(SHORT PROBLEM) Reproduce each line bearing the word "name".

++++++++++++++++++++

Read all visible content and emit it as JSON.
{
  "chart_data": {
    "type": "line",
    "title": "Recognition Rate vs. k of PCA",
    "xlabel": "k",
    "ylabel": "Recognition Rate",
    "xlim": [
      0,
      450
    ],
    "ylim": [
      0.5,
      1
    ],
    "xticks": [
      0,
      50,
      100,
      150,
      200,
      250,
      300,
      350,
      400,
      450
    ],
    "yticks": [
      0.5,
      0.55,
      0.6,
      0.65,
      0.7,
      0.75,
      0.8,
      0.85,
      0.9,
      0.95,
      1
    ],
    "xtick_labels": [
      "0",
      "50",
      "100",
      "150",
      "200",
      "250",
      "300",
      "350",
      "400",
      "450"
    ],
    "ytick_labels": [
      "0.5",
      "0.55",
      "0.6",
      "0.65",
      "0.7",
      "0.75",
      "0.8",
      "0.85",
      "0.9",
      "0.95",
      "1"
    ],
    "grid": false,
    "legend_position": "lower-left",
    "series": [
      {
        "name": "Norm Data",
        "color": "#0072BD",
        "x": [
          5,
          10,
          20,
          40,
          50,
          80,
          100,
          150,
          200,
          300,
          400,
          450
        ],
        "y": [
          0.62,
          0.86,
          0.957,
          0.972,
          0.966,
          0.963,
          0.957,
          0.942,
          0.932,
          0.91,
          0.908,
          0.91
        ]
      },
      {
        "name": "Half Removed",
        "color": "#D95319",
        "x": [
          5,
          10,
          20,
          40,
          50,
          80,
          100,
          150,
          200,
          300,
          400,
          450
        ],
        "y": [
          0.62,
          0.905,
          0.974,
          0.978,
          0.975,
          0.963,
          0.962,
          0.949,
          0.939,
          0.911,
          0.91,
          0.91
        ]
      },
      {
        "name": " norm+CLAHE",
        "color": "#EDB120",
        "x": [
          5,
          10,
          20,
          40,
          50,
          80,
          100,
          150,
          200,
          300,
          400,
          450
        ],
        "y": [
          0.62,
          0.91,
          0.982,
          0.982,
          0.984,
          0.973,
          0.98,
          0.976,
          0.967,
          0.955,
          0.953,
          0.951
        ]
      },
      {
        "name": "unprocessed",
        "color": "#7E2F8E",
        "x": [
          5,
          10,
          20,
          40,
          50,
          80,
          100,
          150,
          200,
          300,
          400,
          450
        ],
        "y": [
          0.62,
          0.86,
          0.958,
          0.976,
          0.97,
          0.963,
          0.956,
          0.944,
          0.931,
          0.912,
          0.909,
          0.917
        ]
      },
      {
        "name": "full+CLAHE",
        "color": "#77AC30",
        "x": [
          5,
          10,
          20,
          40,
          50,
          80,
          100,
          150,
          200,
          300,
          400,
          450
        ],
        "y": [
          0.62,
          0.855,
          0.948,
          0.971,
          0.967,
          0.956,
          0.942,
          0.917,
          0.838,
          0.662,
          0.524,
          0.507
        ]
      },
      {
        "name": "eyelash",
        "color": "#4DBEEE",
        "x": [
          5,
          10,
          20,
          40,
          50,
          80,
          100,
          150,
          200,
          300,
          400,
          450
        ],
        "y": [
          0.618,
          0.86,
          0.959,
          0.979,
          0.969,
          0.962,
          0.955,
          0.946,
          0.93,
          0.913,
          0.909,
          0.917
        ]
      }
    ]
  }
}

++++++++++++++++++++

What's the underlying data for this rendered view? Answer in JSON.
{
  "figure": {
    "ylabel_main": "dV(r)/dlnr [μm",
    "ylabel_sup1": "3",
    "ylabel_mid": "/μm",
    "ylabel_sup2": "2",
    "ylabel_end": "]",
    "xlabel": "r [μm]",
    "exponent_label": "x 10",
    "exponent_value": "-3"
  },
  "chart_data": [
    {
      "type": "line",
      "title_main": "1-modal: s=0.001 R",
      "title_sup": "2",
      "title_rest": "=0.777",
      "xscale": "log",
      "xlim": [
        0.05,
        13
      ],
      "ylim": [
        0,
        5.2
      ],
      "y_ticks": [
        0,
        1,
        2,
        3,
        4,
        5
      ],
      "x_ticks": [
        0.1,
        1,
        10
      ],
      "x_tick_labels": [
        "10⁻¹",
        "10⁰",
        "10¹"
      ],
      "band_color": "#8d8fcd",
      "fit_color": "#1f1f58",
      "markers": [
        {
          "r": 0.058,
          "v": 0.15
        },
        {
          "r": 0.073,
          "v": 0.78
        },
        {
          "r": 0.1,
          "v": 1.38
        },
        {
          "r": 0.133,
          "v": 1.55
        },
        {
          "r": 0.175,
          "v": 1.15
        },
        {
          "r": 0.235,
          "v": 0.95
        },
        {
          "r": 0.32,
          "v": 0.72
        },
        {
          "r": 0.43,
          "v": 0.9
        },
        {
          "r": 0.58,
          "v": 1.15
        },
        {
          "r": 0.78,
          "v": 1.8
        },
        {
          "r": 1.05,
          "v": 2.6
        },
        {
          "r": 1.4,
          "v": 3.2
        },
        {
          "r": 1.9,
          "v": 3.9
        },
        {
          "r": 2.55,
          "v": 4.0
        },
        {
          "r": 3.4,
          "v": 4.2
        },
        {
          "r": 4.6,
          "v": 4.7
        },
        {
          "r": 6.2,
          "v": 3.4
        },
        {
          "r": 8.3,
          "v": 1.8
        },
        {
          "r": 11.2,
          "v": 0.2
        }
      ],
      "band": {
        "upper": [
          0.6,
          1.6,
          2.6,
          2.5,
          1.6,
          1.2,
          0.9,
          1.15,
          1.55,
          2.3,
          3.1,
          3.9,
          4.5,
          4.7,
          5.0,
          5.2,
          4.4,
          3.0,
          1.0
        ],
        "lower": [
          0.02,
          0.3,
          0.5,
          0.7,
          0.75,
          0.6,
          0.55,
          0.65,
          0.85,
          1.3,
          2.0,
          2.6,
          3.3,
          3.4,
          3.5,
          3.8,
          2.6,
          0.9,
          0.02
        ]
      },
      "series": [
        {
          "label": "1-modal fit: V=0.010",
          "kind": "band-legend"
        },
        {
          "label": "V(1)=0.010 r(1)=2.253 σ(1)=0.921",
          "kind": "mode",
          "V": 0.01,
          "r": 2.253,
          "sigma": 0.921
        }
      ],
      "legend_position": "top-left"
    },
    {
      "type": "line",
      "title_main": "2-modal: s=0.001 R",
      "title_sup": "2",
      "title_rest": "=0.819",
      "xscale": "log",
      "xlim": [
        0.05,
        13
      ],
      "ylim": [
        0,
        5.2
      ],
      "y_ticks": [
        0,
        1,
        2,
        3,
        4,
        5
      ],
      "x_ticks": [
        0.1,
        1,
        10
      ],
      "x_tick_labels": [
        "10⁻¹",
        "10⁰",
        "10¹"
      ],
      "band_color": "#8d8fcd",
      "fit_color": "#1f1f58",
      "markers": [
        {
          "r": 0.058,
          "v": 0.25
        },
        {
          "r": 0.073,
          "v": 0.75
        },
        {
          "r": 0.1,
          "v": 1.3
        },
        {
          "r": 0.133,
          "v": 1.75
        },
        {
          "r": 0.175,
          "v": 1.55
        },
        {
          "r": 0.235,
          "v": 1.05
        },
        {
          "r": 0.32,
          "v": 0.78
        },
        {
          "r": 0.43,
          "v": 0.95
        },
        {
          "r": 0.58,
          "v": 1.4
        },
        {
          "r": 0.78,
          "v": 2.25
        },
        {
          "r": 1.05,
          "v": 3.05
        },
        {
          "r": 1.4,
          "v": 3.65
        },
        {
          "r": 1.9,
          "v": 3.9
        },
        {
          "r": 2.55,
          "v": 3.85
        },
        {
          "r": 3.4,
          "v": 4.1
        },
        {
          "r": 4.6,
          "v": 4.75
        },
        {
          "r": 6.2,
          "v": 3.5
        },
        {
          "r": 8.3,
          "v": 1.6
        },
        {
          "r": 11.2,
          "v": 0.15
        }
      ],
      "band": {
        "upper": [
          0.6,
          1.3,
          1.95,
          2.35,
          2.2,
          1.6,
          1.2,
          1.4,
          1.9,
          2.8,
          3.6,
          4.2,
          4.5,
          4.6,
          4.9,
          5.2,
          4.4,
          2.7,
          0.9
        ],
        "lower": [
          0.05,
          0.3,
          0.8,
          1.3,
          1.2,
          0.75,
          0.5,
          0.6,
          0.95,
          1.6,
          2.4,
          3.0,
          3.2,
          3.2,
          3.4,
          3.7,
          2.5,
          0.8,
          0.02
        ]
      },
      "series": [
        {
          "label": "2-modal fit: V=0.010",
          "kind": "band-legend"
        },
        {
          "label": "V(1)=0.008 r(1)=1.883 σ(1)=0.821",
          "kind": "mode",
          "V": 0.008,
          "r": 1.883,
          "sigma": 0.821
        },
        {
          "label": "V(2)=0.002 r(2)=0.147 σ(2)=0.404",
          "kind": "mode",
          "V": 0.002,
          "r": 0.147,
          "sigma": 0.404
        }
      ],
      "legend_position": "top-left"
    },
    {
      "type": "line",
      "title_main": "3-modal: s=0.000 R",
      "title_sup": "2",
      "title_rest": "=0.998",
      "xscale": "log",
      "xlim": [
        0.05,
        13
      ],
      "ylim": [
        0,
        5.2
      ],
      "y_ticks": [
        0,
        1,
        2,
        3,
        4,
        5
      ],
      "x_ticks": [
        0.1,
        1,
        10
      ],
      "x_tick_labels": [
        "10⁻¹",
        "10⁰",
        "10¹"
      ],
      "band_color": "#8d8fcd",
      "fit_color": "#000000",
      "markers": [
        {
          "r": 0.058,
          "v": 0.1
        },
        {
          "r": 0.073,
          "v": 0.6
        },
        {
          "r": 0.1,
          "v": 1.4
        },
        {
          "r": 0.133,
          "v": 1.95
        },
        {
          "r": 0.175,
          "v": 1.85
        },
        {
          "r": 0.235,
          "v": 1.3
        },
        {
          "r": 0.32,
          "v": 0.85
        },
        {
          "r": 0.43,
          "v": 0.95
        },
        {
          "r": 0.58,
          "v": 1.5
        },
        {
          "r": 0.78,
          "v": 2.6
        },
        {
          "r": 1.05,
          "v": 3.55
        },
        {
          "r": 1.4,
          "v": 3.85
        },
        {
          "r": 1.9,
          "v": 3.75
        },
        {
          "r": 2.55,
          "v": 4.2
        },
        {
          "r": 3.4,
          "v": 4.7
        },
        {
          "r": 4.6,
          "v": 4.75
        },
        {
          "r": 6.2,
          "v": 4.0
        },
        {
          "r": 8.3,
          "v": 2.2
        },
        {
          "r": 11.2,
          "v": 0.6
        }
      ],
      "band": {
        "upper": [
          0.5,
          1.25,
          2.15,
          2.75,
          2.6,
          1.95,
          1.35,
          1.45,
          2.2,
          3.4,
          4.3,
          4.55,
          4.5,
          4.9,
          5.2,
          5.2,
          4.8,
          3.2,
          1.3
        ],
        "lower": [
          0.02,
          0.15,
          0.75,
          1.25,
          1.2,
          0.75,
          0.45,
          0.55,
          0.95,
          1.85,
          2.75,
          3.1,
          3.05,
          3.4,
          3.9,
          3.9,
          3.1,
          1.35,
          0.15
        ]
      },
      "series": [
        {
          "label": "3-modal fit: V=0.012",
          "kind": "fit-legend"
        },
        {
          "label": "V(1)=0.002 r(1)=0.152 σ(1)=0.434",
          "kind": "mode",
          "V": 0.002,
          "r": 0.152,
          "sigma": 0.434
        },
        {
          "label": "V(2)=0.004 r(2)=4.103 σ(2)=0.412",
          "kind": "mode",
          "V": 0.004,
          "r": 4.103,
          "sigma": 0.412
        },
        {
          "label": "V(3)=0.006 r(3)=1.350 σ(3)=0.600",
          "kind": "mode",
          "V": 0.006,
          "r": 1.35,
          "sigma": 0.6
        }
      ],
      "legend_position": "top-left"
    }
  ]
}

++++++++++++++++++++

(COMPLETE RESPONSE)
        "name": "Norm Data",
        "name": "Half Removed",
        "name": " norm+CLAHE",
        "name": "unprocessed",
        "name": "full+CLAHE",
        "name": "eyelash",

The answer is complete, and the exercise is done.